__WHAT YOU WILL DO__: Report only the number of lines in this material that include the string "arbetskraften".

(Raw records)

»»

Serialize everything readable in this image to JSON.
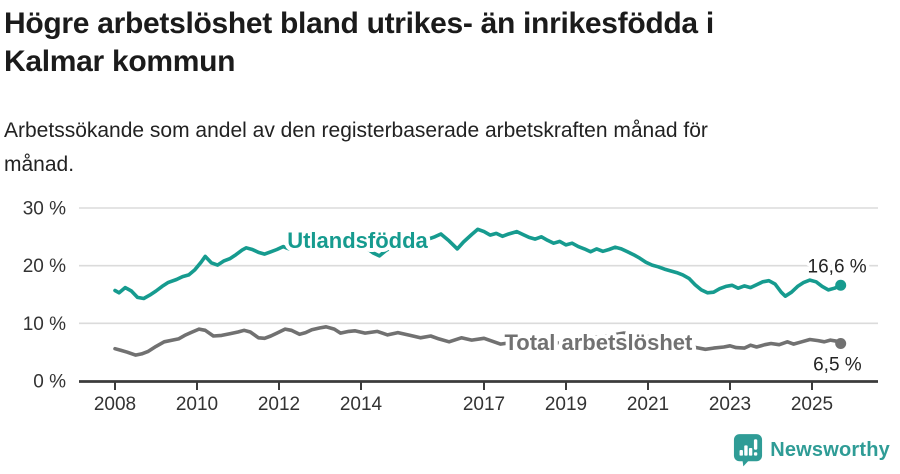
{
  "header": {
    "title_lines": [
      "Högre arbetslöshet bland utrikes- än inrikesfödda i",
      "Kalmar kommun"
    ],
    "subtitle_lines": [
      "Arbetssökande som andel av den registerbaserade arbetskraften månad för",
      "månad."
    ]
  },
  "chart_data": {
    "type": "line",
    "title": "Högre arbetslöshet bland utrikes- än inrikesfödda i Kalmar kommun",
    "subtitle": "Arbetssökande som andel av den registerbaserade arbetskraften månad för månad.",
    "x_unit": "year, monthly observations",
    "xlim": [
      2007.122,
      2026.61
    ],
    "ylim": [
      0,
      30
    ],
    "grid": "horizontal",
    "yticks": [
      {
        "value": 0,
        "label": "0 %"
      },
      {
        "value": 10,
        "label": "10 %"
      },
      {
        "value": 20,
        "label": "20 %"
      },
      {
        "value": 30,
        "label": "30 %"
      }
    ],
    "xticks": [
      {
        "value": 2008,
        "label": "2008"
      },
      {
        "value": 2010,
        "label": "2010"
      },
      {
        "value": 2012,
        "label": "2012"
      },
      {
        "value": 2014,
        "label": "2014"
      },
      {
        "value": 2017,
        "label": "2017"
      },
      {
        "value": 2019,
        "label": "2019"
      },
      {
        "value": 2021,
        "label": "2021"
      },
      {
        "value": 2023,
        "label": "2023"
      },
      {
        "value": 2025,
        "label": "2025"
      }
    ],
    "series": [
      {
        "name": "Utlandsfödda",
        "color": "#169B8F",
        "line_label": {
          "year": 2012.2,
          "pct": 23.05
        },
        "end_label": {
          "text": "16,6 %",
          "dx": 26,
          "dy": -13
        },
        "end_value": 16.6,
        "points": [
          [
            2008.0,
            15.7
          ],
          [
            2008.1,
            15.3
          ],
          [
            2008.25,
            16.2
          ],
          [
            2008.4,
            15.6
          ],
          [
            2008.55,
            14.5
          ],
          [
            2008.7,
            14.3
          ],
          [
            2008.85,
            14.9
          ],
          [
            2009.0,
            15.6
          ],
          [
            2009.15,
            16.4
          ],
          [
            2009.3,
            17.1
          ],
          [
            2009.5,
            17.6
          ],
          [
            2009.65,
            18.1
          ],
          [
            2009.8,
            18.4
          ],
          [
            2009.95,
            19.3
          ],
          [
            2010.1,
            20.6
          ],
          [
            2010.2,
            21.6
          ],
          [
            2010.35,
            20.5
          ],
          [
            2010.5,
            20.1
          ],
          [
            2010.65,
            20.8
          ],
          [
            2010.8,
            21.2
          ],
          [
            2010.95,
            21.9
          ],
          [
            2011.1,
            22.7
          ],
          [
            2011.2,
            23.1
          ],
          [
            2011.35,
            22.8
          ],
          [
            2011.5,
            22.3
          ],
          [
            2011.65,
            22.0
          ],
          [
            2011.8,
            22.4
          ],
          [
            2011.95,
            22.8
          ],
          [
            2012.1,
            23.3
          ],
          [
            2012.25,
            22.9
          ],
          [
            2012.4,
            23.3
          ],
          [
            2012.55,
            23.1
          ],
          [
            2012.7,
            23.5
          ],
          [
            2012.85,
            23.9
          ],
          [
            2013.0,
            24.3
          ],
          [
            2013.15,
            24.8
          ],
          [
            2013.3,
            24.5
          ],
          [
            2013.5,
            24.1
          ],
          [
            2013.7,
            24.5
          ],
          [
            2013.9,
            23.9
          ],
          [
            2014.1,
            23.2
          ],
          [
            2014.3,
            22.2
          ],
          [
            2014.45,
            21.7
          ],
          [
            2014.6,
            22.6
          ],
          [
            2014.8,
            23.4
          ],
          [
            2015.0,
            24.0
          ],
          [
            2015.2,
            24.4
          ],
          [
            2015.4,
            24.1
          ],
          [
            2015.6,
            24.5
          ],
          [
            2015.8,
            25.0
          ],
          [
            2015.95,
            25.5
          ],
          [
            2016.15,
            24.3
          ],
          [
            2016.35,
            22.9
          ],
          [
            2016.5,
            24.1
          ],
          [
            2016.7,
            25.4
          ],
          [
            2016.85,
            26.3
          ],
          [
            2017.0,
            25.9
          ],
          [
            2017.15,
            25.3
          ],
          [
            2017.3,
            25.6
          ],
          [
            2017.45,
            25.1
          ],
          [
            2017.6,
            25.5
          ],
          [
            2017.8,
            25.9
          ],
          [
            2017.95,
            25.4
          ],
          [
            2018.1,
            24.9
          ],
          [
            2018.25,
            24.6
          ],
          [
            2018.4,
            25.0
          ],
          [
            2018.55,
            24.4
          ],
          [
            2018.7,
            23.9
          ],
          [
            2018.85,
            24.2
          ],
          [
            2019.0,
            23.6
          ],
          [
            2019.15,
            23.9
          ],
          [
            2019.3,
            23.3
          ],
          [
            2019.45,
            22.9
          ],
          [
            2019.6,
            22.4
          ],
          [
            2019.75,
            22.9
          ],
          [
            2019.9,
            22.5
          ],
          [
            2020.05,
            22.8
          ],
          [
            2020.2,
            23.2
          ],
          [
            2020.35,
            22.9
          ],
          [
            2020.5,
            22.4
          ],
          [
            2020.65,
            21.9
          ],
          [
            2020.8,
            21.3
          ],
          [
            2020.95,
            20.6
          ],
          [
            2021.1,
            20.1
          ],
          [
            2021.25,
            19.8
          ],
          [
            2021.4,
            19.4
          ],
          [
            2021.55,
            19.1
          ],
          [
            2021.7,
            18.8
          ],
          [
            2021.85,
            18.4
          ],
          [
            2022.0,
            17.8
          ],
          [
            2022.15,
            16.7
          ],
          [
            2022.3,
            15.8
          ],
          [
            2022.45,
            15.3
          ],
          [
            2022.6,
            15.4
          ],
          [
            2022.75,
            16.0
          ],
          [
            2022.9,
            16.4
          ],
          [
            2023.05,
            16.6
          ],
          [
            2023.2,
            16.1
          ],
          [
            2023.35,
            16.5
          ],
          [
            2023.5,
            16.2
          ],
          [
            2023.65,
            16.7
          ],
          [
            2023.8,
            17.2
          ],
          [
            2023.95,
            17.4
          ],
          [
            2024.1,
            16.8
          ],
          [
            2024.25,
            15.4
          ],
          [
            2024.35,
            14.7
          ],
          [
            2024.5,
            15.4
          ],
          [
            2024.65,
            16.4
          ],
          [
            2024.8,
            17.1
          ],
          [
            2024.95,
            17.5
          ],
          [
            2025.1,
            17.2
          ],
          [
            2025.25,
            16.4
          ],
          [
            2025.4,
            15.8
          ],
          [
            2025.55,
            16.1
          ],
          [
            2025.7,
            16.6
          ]
        ]
      },
      {
        "name": "Total arbetslöshet",
        "color": "#717171",
        "line_label": {
          "year": 2017.5,
          "pct": 5.4
        },
        "end_label": {
          "text": "6,5 %",
          "dx": 21,
          "dy": 27
        },
        "end_value": 6.5,
        "points": [
          [
            2008.0,
            5.6
          ],
          [
            2008.15,
            5.3
          ],
          [
            2008.3,
            5.0
          ],
          [
            2008.5,
            4.5
          ],
          [
            2008.65,
            4.7
          ],
          [
            2008.8,
            5.1
          ],
          [
            2009.0,
            6.0
          ],
          [
            2009.2,
            6.8
          ],
          [
            2009.4,
            7.1
          ],
          [
            2009.55,
            7.3
          ],
          [
            2009.7,
            7.9
          ],
          [
            2009.85,
            8.4
          ],
          [
            2010.05,
            9.0
          ],
          [
            2010.2,
            8.8
          ],
          [
            2010.4,
            7.8
          ],
          [
            2010.6,
            7.9
          ],
          [
            2010.8,
            8.2
          ],
          [
            2011.0,
            8.5
          ],
          [
            2011.15,
            8.8
          ],
          [
            2011.3,
            8.5
          ],
          [
            2011.5,
            7.5
          ],
          [
            2011.65,
            7.4
          ],
          [
            2011.8,
            7.8
          ],
          [
            2011.95,
            8.3
          ],
          [
            2012.15,
            9.0
          ],
          [
            2012.3,
            8.8
          ],
          [
            2012.5,
            8.1
          ],
          [
            2012.65,
            8.4
          ],
          [
            2012.8,
            8.9
          ],
          [
            2013.0,
            9.2
          ],
          [
            2013.15,
            9.4
          ],
          [
            2013.35,
            9.0
          ],
          [
            2013.5,
            8.3
          ],
          [
            2013.7,
            8.6
          ],
          [
            2013.85,
            8.7
          ],
          [
            2014.1,
            8.3
          ],
          [
            2014.4,
            8.6
          ],
          [
            2014.65,
            8.0
          ],
          [
            2014.9,
            8.4
          ],
          [
            2015.2,
            7.9
          ],
          [
            2015.45,
            7.5
          ],
          [
            2015.7,
            7.8
          ],
          [
            2015.9,
            7.3
          ],
          [
            2016.15,
            6.8
          ],
          [
            2016.45,
            7.5
          ],
          [
            2016.7,
            7.1
          ],
          [
            2017.0,
            7.4
          ],
          [
            2017.4,
            6.4
          ],
          [
            2017.7,
            6.7
          ],
          [
            2018.0,
            6.5
          ],
          [
            2018.4,
            6.3
          ],
          [
            2018.8,
            6.6
          ],
          [
            2019.2,
            7.0
          ],
          [
            2019.6,
            7.5
          ],
          [
            2020.0,
            7.8
          ],
          [
            2020.4,
            8.3
          ],
          [
            2020.7,
            8.1
          ],
          [
            2021.0,
            7.7
          ],
          [
            2021.4,
            7.1
          ],
          [
            2021.8,
            6.5
          ],
          [
            2022.1,
            5.9
          ],
          [
            2022.25,
            5.7
          ],
          [
            2022.4,
            5.5
          ],
          [
            2022.6,
            5.7
          ],
          [
            2022.85,
            5.9
          ],
          [
            2023.0,
            6.1
          ],
          [
            2023.15,
            5.8
          ],
          [
            2023.35,
            5.7
          ],
          [
            2023.5,
            6.2
          ],
          [
            2023.65,
            5.9
          ],
          [
            2023.85,
            6.3
          ],
          [
            2024.0,
            6.5
          ],
          [
            2024.2,
            6.3
          ],
          [
            2024.4,
            6.8
          ],
          [
            2024.55,
            6.4
          ],
          [
            2024.75,
            6.8
          ],
          [
            2024.95,
            7.2
          ],
          [
            2025.15,
            7.0
          ],
          [
            2025.3,
            6.8
          ],
          [
            2025.45,
            7.1
          ],
          [
            2025.6,
            6.9
          ],
          [
            2025.7,
            6.5
          ]
        ]
      }
    ]
  },
  "branding": {
    "logo_text": "Newsworthy",
    "logo_color": "#2F9C96",
    "icon": "newsworthy-speech-bubble-bar-chart-icon"
  },
  "colors": {
    "grid": "#DBDBDB",
    "axis": "#3B3B3B",
    "tick_label": "#333333",
    "value_label": "#242424"
  }
}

««

__RESPONSE FOR THIS EXERCISE__: 2